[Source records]

——————————

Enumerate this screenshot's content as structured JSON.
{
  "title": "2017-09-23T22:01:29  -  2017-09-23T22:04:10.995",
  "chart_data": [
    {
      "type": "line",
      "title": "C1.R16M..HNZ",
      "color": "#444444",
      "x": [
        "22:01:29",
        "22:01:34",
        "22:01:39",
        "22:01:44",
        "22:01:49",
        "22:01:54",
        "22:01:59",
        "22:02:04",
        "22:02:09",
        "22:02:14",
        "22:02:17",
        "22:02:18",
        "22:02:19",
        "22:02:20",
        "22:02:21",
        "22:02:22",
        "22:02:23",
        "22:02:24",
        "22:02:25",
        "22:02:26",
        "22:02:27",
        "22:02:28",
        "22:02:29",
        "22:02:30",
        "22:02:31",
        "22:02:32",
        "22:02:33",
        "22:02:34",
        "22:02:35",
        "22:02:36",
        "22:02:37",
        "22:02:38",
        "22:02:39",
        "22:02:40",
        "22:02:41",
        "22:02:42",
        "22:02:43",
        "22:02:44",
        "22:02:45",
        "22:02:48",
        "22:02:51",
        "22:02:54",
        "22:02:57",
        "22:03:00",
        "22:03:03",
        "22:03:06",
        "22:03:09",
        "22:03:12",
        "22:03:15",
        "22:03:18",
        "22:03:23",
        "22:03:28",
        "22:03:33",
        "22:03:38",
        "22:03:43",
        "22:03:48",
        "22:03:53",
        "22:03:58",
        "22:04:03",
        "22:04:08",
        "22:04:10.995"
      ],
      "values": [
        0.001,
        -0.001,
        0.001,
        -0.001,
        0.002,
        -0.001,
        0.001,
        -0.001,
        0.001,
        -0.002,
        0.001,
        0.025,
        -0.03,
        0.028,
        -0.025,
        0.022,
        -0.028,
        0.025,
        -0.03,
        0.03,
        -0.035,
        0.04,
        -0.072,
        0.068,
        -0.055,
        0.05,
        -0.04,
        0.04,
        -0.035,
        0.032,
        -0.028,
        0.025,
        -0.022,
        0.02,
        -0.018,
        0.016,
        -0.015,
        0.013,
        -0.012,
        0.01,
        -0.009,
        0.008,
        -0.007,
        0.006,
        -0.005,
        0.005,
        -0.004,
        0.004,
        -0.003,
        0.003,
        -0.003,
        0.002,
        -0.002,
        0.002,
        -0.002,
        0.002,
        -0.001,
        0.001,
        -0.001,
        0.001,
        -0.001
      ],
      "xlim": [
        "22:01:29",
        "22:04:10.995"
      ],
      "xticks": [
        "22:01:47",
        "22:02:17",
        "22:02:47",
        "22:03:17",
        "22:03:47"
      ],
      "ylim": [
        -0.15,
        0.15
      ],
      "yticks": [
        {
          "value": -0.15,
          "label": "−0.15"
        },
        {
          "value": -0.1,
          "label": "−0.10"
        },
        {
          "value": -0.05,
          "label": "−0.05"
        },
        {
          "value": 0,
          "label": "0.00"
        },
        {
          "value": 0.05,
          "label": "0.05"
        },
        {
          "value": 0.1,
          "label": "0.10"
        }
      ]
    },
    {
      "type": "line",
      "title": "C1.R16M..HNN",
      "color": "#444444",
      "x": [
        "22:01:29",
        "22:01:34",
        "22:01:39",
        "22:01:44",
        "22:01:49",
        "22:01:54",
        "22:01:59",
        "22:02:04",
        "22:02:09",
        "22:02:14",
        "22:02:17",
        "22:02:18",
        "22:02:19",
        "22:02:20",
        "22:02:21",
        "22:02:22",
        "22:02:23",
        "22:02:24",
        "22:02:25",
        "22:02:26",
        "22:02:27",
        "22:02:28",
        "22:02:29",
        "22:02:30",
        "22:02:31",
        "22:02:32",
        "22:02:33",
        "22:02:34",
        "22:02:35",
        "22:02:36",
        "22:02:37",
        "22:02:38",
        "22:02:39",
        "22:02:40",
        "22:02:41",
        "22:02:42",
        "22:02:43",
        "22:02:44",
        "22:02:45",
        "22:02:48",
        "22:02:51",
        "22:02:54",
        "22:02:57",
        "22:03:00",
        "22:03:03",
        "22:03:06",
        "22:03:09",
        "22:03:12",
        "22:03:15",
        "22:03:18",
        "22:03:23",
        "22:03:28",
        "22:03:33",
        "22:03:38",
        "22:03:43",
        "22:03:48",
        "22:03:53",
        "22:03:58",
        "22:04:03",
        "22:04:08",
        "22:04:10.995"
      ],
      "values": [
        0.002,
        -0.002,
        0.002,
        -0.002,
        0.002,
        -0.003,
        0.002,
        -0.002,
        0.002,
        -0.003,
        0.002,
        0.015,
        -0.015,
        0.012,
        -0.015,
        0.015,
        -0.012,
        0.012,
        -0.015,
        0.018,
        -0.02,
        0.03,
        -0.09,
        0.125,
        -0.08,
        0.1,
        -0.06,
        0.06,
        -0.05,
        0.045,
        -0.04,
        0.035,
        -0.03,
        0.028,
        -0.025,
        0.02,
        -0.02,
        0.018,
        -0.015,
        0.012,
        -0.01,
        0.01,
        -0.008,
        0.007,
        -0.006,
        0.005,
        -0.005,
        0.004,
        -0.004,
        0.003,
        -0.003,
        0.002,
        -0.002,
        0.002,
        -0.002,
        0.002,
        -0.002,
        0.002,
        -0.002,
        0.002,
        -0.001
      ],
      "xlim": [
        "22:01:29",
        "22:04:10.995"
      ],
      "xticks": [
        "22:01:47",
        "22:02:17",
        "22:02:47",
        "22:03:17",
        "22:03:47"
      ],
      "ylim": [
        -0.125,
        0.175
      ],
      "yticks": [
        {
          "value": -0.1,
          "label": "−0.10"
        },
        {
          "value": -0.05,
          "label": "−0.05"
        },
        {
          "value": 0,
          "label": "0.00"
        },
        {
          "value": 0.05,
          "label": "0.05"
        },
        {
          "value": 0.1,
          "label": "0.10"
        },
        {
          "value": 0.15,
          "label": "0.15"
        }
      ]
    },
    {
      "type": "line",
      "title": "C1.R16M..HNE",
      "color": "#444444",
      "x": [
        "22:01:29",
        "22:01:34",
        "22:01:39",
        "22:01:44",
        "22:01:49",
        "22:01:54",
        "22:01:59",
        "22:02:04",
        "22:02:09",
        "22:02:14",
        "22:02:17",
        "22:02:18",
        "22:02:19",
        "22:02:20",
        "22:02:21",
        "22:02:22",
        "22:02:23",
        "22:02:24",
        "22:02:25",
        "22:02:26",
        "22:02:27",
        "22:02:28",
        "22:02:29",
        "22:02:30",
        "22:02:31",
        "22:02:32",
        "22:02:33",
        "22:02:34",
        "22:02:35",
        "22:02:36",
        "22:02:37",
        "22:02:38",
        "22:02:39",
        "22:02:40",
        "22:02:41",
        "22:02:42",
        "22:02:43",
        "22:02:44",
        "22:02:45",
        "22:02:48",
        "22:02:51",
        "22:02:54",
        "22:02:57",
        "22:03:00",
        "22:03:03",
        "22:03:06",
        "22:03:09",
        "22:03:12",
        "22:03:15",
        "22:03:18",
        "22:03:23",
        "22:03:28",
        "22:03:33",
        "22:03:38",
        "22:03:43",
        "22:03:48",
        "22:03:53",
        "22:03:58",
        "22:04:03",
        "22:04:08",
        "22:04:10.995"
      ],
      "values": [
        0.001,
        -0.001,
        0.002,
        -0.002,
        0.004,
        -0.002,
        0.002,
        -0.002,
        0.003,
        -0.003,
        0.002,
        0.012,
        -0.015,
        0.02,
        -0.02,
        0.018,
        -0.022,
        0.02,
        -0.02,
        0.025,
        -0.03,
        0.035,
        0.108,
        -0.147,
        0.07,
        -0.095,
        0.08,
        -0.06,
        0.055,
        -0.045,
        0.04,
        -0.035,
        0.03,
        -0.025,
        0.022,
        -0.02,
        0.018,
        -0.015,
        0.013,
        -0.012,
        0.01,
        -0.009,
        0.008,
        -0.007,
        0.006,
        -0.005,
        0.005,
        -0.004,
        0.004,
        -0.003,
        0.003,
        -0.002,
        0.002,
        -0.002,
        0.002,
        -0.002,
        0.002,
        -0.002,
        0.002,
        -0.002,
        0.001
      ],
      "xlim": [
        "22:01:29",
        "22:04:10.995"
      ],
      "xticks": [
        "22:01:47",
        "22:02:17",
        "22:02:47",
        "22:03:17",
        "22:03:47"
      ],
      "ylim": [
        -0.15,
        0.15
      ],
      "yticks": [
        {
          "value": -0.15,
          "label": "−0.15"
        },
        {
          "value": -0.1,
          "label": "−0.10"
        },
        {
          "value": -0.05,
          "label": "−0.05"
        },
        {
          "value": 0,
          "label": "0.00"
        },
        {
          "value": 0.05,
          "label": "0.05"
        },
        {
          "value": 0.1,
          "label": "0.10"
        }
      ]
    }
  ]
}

——————————

*Short problem:*
Extract every line containing the string "title" from the data above.

*Complete answer:*
  "title": "2017-09-23T22:01:29  -  2017-09-23T22:04:10.995",
      "title": "C1.R16M..HNZ",
      "title": "C1.R16M..HNN",
      "title": "C1.R16M..HNE",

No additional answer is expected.